Texto de origem
★ ★ ★ ★
Estudo revela desafios no acesso ao diagnóstico e terapias para autistas no Brasil

O Mapa Autismo Brasil (MAB), o primeiro levantamento sociodemográfico nacional sobre pessoas autistas, trouxe à tona dados preocupantes sobre o acesso ao diagnóstico e terapias no Brasil. Divulgado nesta quinta-feira (9), o estudo revela que, apesar dos avanços, ainda há um longo caminho a percorrer para garantir que autistas recebam o suporte necessário.

Desafios no acesso ao diagnóstico

O estudo, realizado pelo Instituto Autismos, entrevistou mais de 23 mil pessoas, entre autistas e seus cuidadores, em todo o país. Os dados mostram que apenas 20,4% dos diagnósticos de Transtorno do Espectro Autista (TEA) são feitos pelo Sistema Único de Saúde (SUS), enquanto a maioria recorre a planos de saúde ou atendimento particular. Essa realidade evidencia a falta de especialistas disponíveis na rede pública, especialmente em regiões como o Norte e o Nordeste.

Limitações no acesso a terapias

A pesquisa indica que apenas 15,5% dos entrevistados utilizam a rede pública para terapias, contrastando com os mais de 60% que dependem de planos de saúde ou pagam por serviços particulares. As terapias mais comuns incluem psicoterapia, terapia ocupacional e fonoaudiologia, mas a carga horária semanal é frequentemente insuficiente, com muitos recebendo menos de duas horas de terapia por semana.

Impactos socioeconômicos e perfil demográfico

O MAB também traça um perfil detalhado dos autistas brasileiros, destacando que a maioria são jovens de até 17 anos e que há uma predominância de diagnósticos em meninos. Em termos socioeconômicos, muitos cuidadores enfrentam dificuldades financeiras, com uma significativa parcela fora do mercado de trabalho devido às demandas de cuidado.

Educação e inclusão

Na área educacional, 83,7% dos autistas frequentam instituições de ensino, mas quase 40% não recebem nenhum tipo de apoio especializado. Isso reflete uma fragilidade na implementação de políticas de educação inclusiva, que são essenciais para garantir a plena participação dos autistas na sociedade.

Recomendações e perspectivas futuras

O Instituto Autismos destaca a necessidade urgente de políticas públicas mais eficazes que ampliem o acesso a diagnósticos precoces e tratamentos adequados. A pesquisa serve como um alerta e um guia para que autoridades e sociedade civil trabalhem juntas na construção de um sistema mais inclusivo e acessível para todos.
★ ★ ★ ★
Registros

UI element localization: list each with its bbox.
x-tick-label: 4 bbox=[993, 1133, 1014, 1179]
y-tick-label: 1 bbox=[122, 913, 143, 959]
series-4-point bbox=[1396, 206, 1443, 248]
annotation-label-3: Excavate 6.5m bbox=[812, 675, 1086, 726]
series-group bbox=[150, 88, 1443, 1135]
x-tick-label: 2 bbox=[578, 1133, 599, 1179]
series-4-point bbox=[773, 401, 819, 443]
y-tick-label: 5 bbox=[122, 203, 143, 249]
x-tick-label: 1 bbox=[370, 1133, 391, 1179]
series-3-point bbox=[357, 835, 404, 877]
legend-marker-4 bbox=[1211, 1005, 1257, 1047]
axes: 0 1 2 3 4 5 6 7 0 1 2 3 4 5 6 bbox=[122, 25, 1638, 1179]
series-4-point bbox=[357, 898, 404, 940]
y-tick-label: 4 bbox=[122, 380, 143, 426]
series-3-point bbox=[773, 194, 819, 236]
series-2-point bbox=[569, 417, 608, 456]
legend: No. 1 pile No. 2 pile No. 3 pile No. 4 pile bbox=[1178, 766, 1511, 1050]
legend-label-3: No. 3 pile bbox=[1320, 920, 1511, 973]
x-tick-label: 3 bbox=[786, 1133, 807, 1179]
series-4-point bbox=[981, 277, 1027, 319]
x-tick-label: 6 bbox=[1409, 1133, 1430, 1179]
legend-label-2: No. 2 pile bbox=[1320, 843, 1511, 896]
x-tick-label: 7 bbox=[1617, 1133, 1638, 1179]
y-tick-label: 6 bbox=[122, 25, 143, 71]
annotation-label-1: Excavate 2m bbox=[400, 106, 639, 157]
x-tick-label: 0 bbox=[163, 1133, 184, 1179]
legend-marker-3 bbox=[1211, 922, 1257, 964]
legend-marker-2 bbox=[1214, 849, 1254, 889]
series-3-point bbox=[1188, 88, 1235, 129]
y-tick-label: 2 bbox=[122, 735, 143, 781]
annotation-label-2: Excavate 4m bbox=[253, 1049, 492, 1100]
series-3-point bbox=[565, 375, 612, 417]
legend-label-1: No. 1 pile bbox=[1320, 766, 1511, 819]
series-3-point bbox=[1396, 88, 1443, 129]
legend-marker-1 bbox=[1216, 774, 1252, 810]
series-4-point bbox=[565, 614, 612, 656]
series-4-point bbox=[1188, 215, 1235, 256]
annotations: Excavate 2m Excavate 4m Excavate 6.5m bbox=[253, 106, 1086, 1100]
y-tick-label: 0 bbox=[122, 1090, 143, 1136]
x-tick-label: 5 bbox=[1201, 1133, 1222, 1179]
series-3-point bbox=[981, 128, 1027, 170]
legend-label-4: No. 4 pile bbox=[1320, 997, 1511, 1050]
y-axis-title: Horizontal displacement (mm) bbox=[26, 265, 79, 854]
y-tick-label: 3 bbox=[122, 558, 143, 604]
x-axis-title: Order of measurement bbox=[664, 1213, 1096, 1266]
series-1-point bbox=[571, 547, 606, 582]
★ ★ ★ ★
Tarefa 1
Reescreva o trecho do texto de origem que começa em "O MAB também" e termina em "demandas de cuidado.", substituindo "meninos" por "garotos".
Tarefa 2
Responda com base no texto de origem:
(a) Qual instituição realizou o estudo?
(b) Que percentual dos entrevistados utiliza a rede pública para terapias?
(c) Que percentual dos autistas frequenta instituições de ensino?

Resposta 1
O MAB também traça um perfil detalhado dos autistas brasileiros, destacando que a maioria são jovens de até 17 anos e que há uma predominância de diagnósticos em garotos. Em termos socioeconômicos, muitos cuidadores enfrentam dificuldades financeiras, com uma significativa parcela fora do mercado de trabalho devido às demandas de cuidado.

Resposta 2
(a) O Instituto Autismos.
(b) 15,5%.
(c) 83,7%.